Task directions |
Indicate only the number of lines in the listing below in which the word "conducción" appears.

Records for this exercise |
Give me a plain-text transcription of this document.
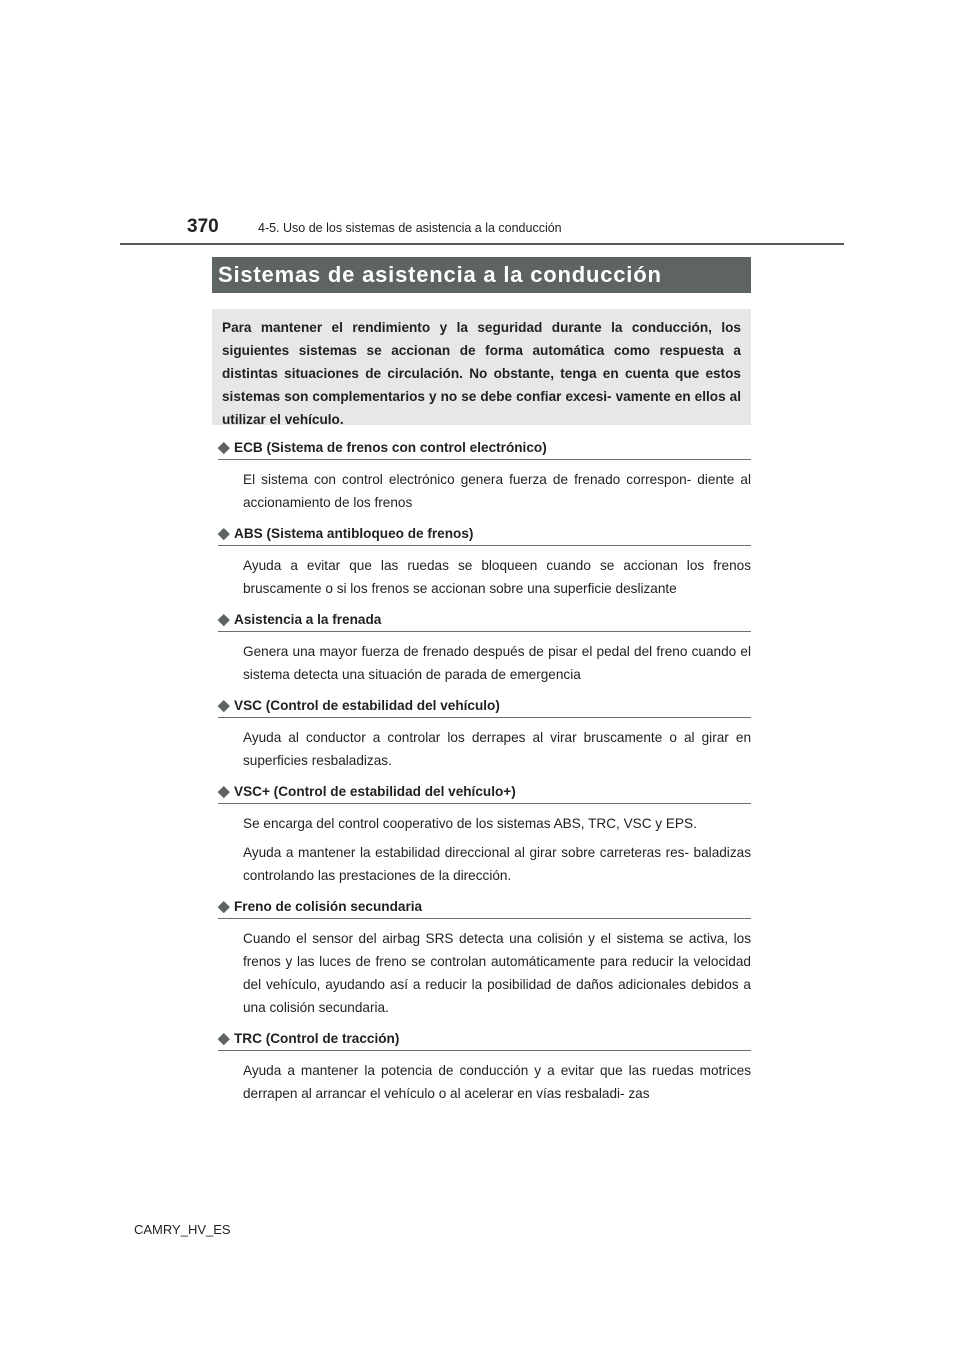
370	4-5. Uso de los sistemas de asistencia a la conducción
Sistemas de asistencia a la conducción
Para mantener el rendimiento y la seguridad durante la conducción, los siguientes sistemas se accionan de forma automática como respuesta a distintas situaciones de circulación. No obstante, tenga en cuenta que estos sistemas son complementarios y no se debe confiar excesi- vamente en ellos al utilizar el vehículo.
◆ ECB (Sistema de frenos con control electrónico)

El sistema con control electrónico genera fuerza de frenado correspon- diente al accionamiento de los frenos

◆ ABS (Sistema antibloqueo de frenos)

Ayuda a evitar que las ruedas se bloqueen cuando se accionan los frenos bruscamente o si los frenos se accionan sobre una superficie deslizante

◆ Asistencia a la frenada

Genera una mayor fuerza de frenado después de pisar el pedal del freno cuando el sistema detecta una situación de parada de emergencia

◆ VSC (Control de estabilidad del vehículo)

Ayuda al conductor a controlar los derrapes al virar bruscamente o al girar en superficies resbaladizas.

◆ VSC+ (Control de estabilidad del vehículo+)

Se encarga del control cooperativo de los sistemas ABS, TRC, VSC y EPS.

Ayuda a mantener la estabilidad direccional al girar sobre carreteras res- baladizas controlando las prestaciones de la dirección.

◆ Freno de colisión secundaria

Cuando el sensor del airbag SRS detecta una colisión y el sistema se activa, los frenos y las luces de freno se controlan automáticamente para reducir la velocidad del vehículo, ayudando así a reducir la posibilidad de daños adicionales debidos a una colisión secundaria.

◆ TRC (Control de tracción)

Ayuda a mantener la potencia de conducción y a evitar que las ruedas motrices derrapen al arrancar el vehículo o al acelerar en vías resbaladi- zas

CAMRY_HV_ES
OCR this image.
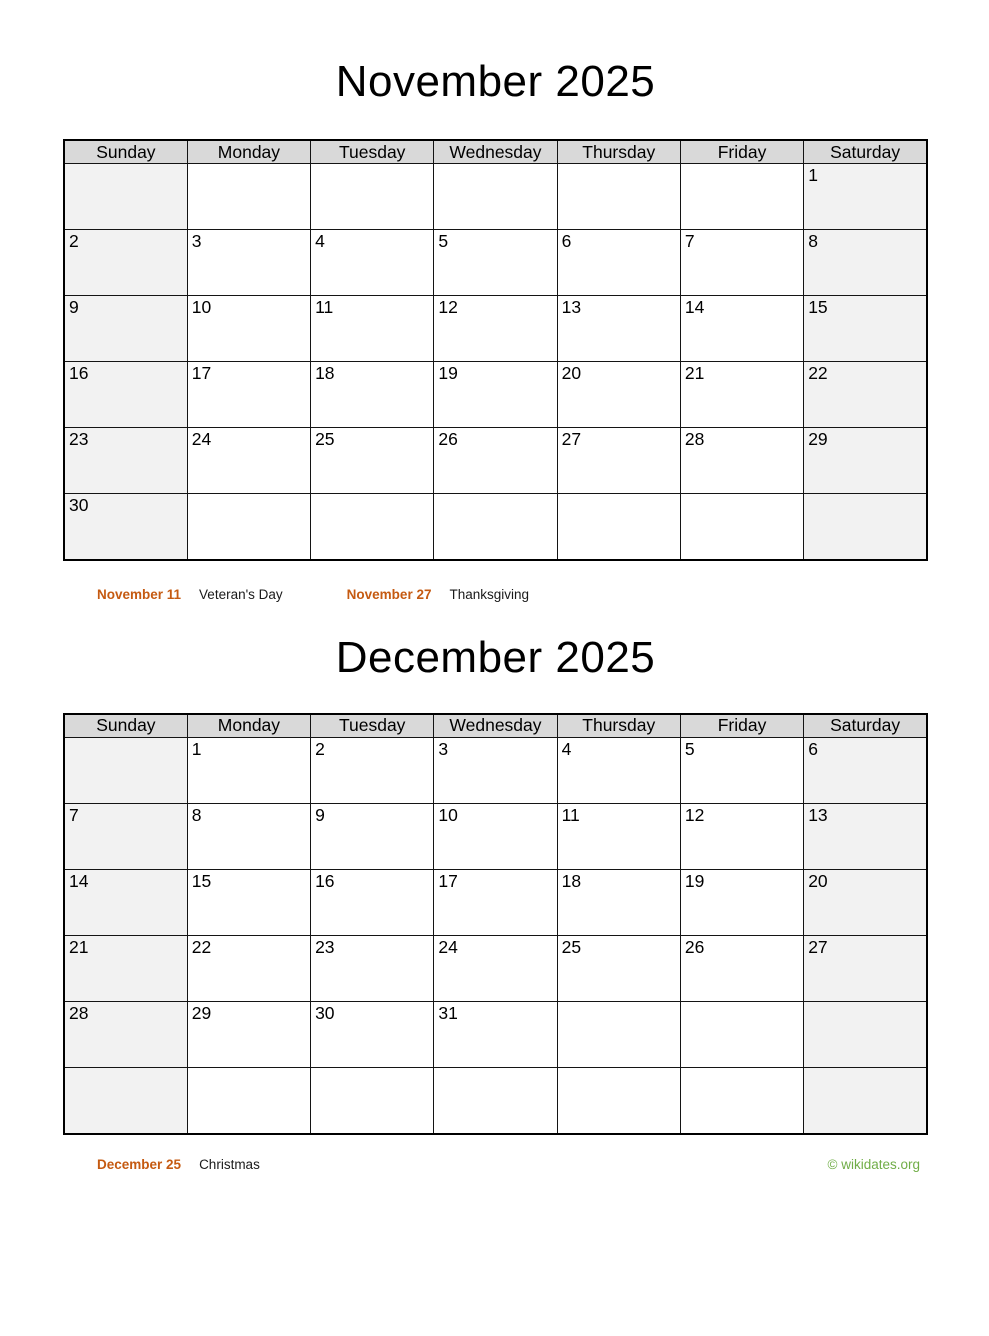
November 2025
Sunday	Monday	Tuesday	Wednesday	Thursday	Friday	Saturday
						1
2	3	4	5	6	7	8
9	10	11	12	13	14	15
16	17	18	19	20	21	22
23	24	25	26	27	28	29
30						
November 11 Veteran's Day	November 27 Thanksgiving
December 2025
Sunday	Monday	Tuesday	Wednesday	Thursday	Friday	Saturday
	1	2	3	4	5	6
7	8	9	10	11	12	13
14	15	16	17	18	19	20
21	22	23	24	25	26	27
28	29	30	31			

December 25 Christmas	© wikidates.org
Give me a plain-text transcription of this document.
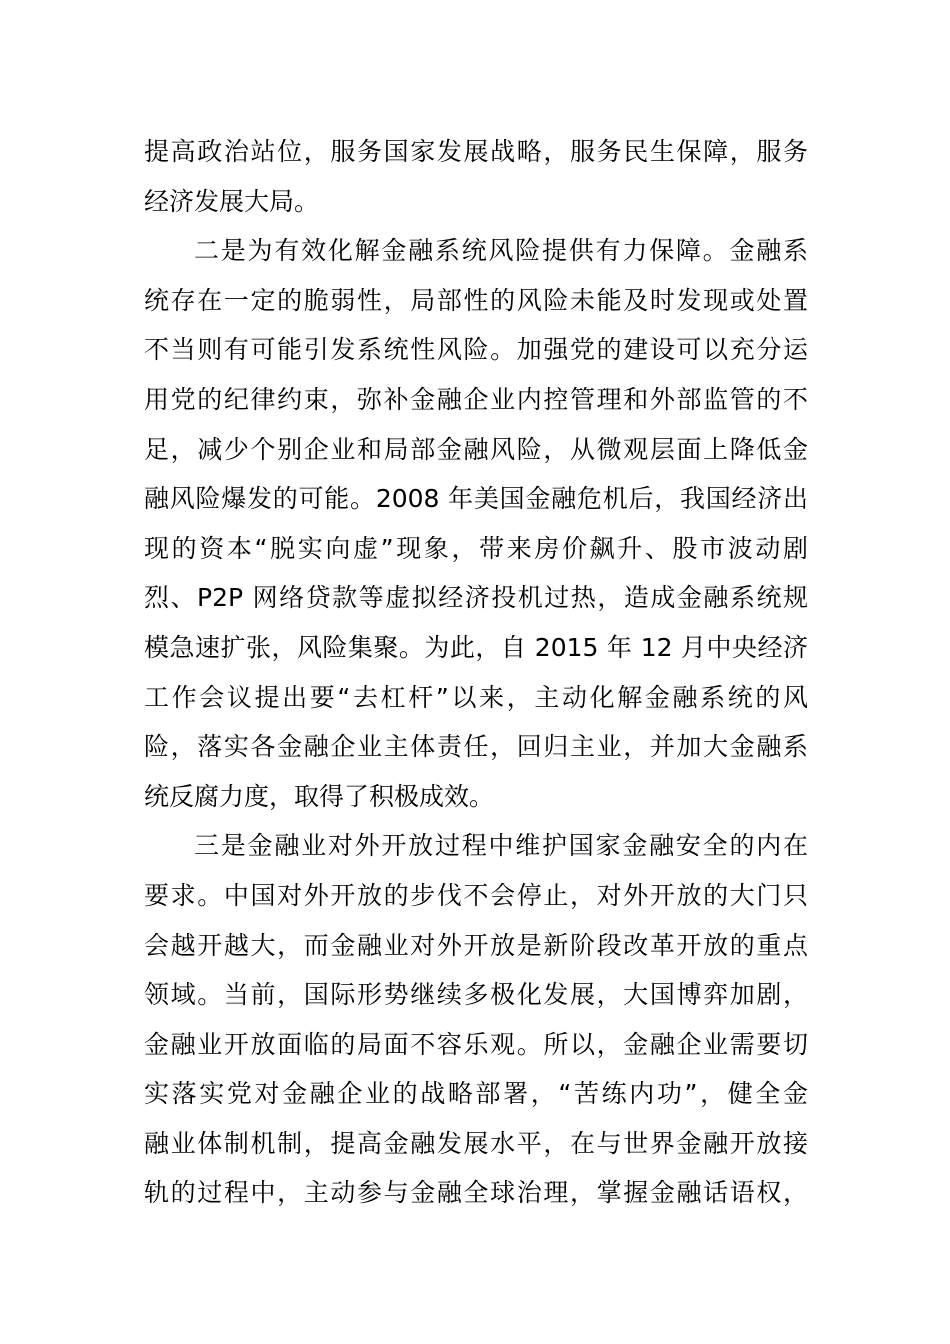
提高政治站位，服务国家发展战略，服务民生保障，服务
经济发展大局。
二是为有效化解金融系统风险提供有力保障。金融系
统存在一定的脆弱性，局部性的风险未能及时发现或处置
不当则有可能引发系统性风险。加强党的建设可以充分运
用党的纪律约束，弥补金融企业内控管理和外部监管的不
足，减少个别企业和局部金融风险，从微观层面上降低金
融风险爆发的可能。2008 年美国金融危机后，我国经济出
现的资本“脱实向虚”现象，带来房价飙升、股市波动剧
烈、P2P 网络贷款等虚拟经济投机过热，造成金融系统规
模急速扩张，风险集聚。为此，自 2015 年 12 月中央经济
工作会议提出要“去杠杆”以来，主动化解金融系统的风
险，落实各金融企业主体责任，回归主业，并加大金融系
统反腐力度，取得了积极成效。
三是金融业对外开放过程中维护国家金融安全的内在
要求。中国对外开放的步伐不会停止，对外开放的大门只
会越开越大，而金融业对外开放是新阶段改革开放的重点
领域。当前，国际形势继续多极化发展，大国博弈加剧，
金融业开放面临的局面不容乐观。所以，金融企业需要切
实落实党对金融企业的战略部署，“苦练内功”，健全金
融业体制机制，提高金融发展水平，在与世界金融开放接
轨的过程中，主动参与金融全球治理，掌握金融话语权，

Solution for this task |
4